**YOUR OBJECTIVE**
Every entry that follows needs to be repeated exactly.

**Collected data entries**
==============================

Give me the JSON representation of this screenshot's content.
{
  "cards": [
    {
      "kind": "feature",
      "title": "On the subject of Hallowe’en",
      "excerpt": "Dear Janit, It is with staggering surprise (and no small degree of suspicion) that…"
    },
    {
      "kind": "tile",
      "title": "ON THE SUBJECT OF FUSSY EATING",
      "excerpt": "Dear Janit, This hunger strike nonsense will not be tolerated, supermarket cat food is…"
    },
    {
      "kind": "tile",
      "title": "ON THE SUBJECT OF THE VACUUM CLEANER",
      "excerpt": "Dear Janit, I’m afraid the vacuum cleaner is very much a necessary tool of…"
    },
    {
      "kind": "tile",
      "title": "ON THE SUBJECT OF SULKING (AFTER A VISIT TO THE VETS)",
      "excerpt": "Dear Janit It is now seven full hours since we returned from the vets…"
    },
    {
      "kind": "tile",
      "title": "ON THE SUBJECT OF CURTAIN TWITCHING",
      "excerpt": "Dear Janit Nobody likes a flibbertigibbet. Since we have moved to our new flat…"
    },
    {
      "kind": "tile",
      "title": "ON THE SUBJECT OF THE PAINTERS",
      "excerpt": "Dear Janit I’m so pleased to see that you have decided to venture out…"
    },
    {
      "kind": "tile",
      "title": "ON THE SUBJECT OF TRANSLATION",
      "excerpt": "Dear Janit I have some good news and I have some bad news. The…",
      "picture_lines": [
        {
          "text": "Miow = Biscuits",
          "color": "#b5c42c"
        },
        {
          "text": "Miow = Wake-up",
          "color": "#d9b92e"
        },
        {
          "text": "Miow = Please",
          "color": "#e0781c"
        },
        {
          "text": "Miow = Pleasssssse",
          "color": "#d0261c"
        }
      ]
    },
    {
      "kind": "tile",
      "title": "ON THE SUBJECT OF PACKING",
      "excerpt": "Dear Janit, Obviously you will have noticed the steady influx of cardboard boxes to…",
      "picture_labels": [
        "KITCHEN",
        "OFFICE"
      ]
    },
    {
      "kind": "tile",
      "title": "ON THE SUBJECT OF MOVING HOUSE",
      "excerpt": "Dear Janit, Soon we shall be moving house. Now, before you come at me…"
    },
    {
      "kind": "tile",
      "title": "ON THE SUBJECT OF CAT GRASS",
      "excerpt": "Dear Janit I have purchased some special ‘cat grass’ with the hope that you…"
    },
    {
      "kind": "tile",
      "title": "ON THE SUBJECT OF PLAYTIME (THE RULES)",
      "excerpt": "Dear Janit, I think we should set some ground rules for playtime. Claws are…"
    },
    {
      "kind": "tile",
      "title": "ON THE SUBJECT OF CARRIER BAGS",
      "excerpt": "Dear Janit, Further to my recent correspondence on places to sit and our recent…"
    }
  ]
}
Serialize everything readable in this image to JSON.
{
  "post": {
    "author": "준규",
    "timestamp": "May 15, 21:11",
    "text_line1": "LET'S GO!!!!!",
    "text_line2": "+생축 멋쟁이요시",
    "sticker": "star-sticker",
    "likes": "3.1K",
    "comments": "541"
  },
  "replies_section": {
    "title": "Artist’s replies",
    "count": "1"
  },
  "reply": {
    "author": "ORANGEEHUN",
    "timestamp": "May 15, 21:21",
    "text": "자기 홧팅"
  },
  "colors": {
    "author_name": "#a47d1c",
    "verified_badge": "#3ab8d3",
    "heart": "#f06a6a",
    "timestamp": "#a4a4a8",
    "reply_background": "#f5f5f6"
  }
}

==============================

**SOLUTION**
Give me the JSON representation of this screenshot's content.
{
  "cards": [
    {
      "kind": "feature",
      "title": "On the subject of Hallowe’en",
      "excerpt": "Dear Janit, It is with staggering surprise (and no small degree of suspicion) that…"
    },
    {
      "kind": "tile",
      "title": "ON THE SUBJECT OF FUSSY EATING",
      "excerpt": "Dear Janit, This hunger strike nonsense will not be tolerated, supermarket cat food is…"
    },
    {
      "kind": "tile",
      "title": "ON THE SUBJECT OF THE VACUUM CLEANER",
      "excerpt": "Dear Janit, I’m afraid the vacuum cleaner is very much a necessary tool of…"
    },
    {
      "kind": "tile",
      "title": "ON THE SUBJECT OF SULKING (AFTER A VISIT TO THE VETS)",
      "excerpt": "Dear Janit It is now seven full hours since we returned from the vets…"
    },
    {
      "kind": "tile",
      "title": "ON THE SUBJECT OF CURTAIN TWITCHING",
      "excerpt": "Dear Janit Nobody likes a flibbertigibbet. Since we have moved to our new flat…"
    },
    {
      "kind": "tile",
      "title": "ON THE SUBJECT OF THE PAINTERS",
      "excerpt": "Dear Janit I’m so pleased to see that you have decided to venture out…"
    },
    {
      "kind": "tile",
      "title": "ON THE SUBJECT OF TRANSLATION",
      "excerpt": "Dear Janit I have some good news and I have some bad news. The…",
      "picture_lines": [
        {
          "text": "Miow = Biscuits",
          "color": "#b5c42c"
        },
        {
          "text": "Miow = Wake-up",
          "color": "#d9b92e"
        },
        {
          "text": "Miow = Please",
          "color": "#e0781c"
        },
        {
          "text": "Miow = Pleasssssse",
          "color": "#d0261c"
        }
      ]
    },
    {
      "kind": "tile",
      "title": "ON THE SUBJECT OF PACKING",
      "excerpt": "Dear Janit, Obviously you will have noticed the steady influx of cardboard boxes to…",
      "picture_labels": [
        "KITCHEN",
        "OFFICE"
      ]
    },
    {
      "kind": "tile",
      "title": "ON THE SUBJECT OF MOVING HOUSE",
      "excerpt": "Dear Janit, Soon we shall be moving house. Now, before you come at me…"
    },
    {
      "kind": "tile",
      "title": "ON THE SUBJECT OF CAT GRASS",
      "excerpt": "Dear Janit I have purchased some special ‘cat grass’ with the hope that you…"
    },
    {
      "kind": "tile",
      "title": "ON THE SUBJECT OF PLAYTIME (THE RULES)",
      "excerpt": "Dear Janit, I think we should set some ground rules for playtime. Claws are…"
    },
    {
      "kind": "tile",
      "title": "ON THE SUBJECT OF CARRIER BAGS",
      "excerpt": "Dear Janit, Further to my recent correspondence on places to sit and our recent…"
    }
  ]
}
Serialize everything readable in this image to JSON.
{
  "post": {
    "author": "준규",
    "timestamp": "May 15, 21:11",
    "text_line1": "LET'S GO!!!!!",
    "text_line2": "+생축 멋쟁이요시",
    "sticker": "star-sticker",
    "likes": "3.1K",
    "comments": "541"
  },
  "replies_section": {
    "title": "Artist’s replies",
    "count": "1"
  },
  "reply": {
    "author": "ORANGEEHUN",
    "timestamp": "May 15, 21:21",
    "text": "자기 홧팅"
  },
  "colors": {
    "author_name": "#a47d1c",
    "verified_badge": "#3ab8d3",
    "heart": "#f06a6a",
    "timestamp": "#a4a4a8",
    "reply_background": "#f5f5f6"
  }
}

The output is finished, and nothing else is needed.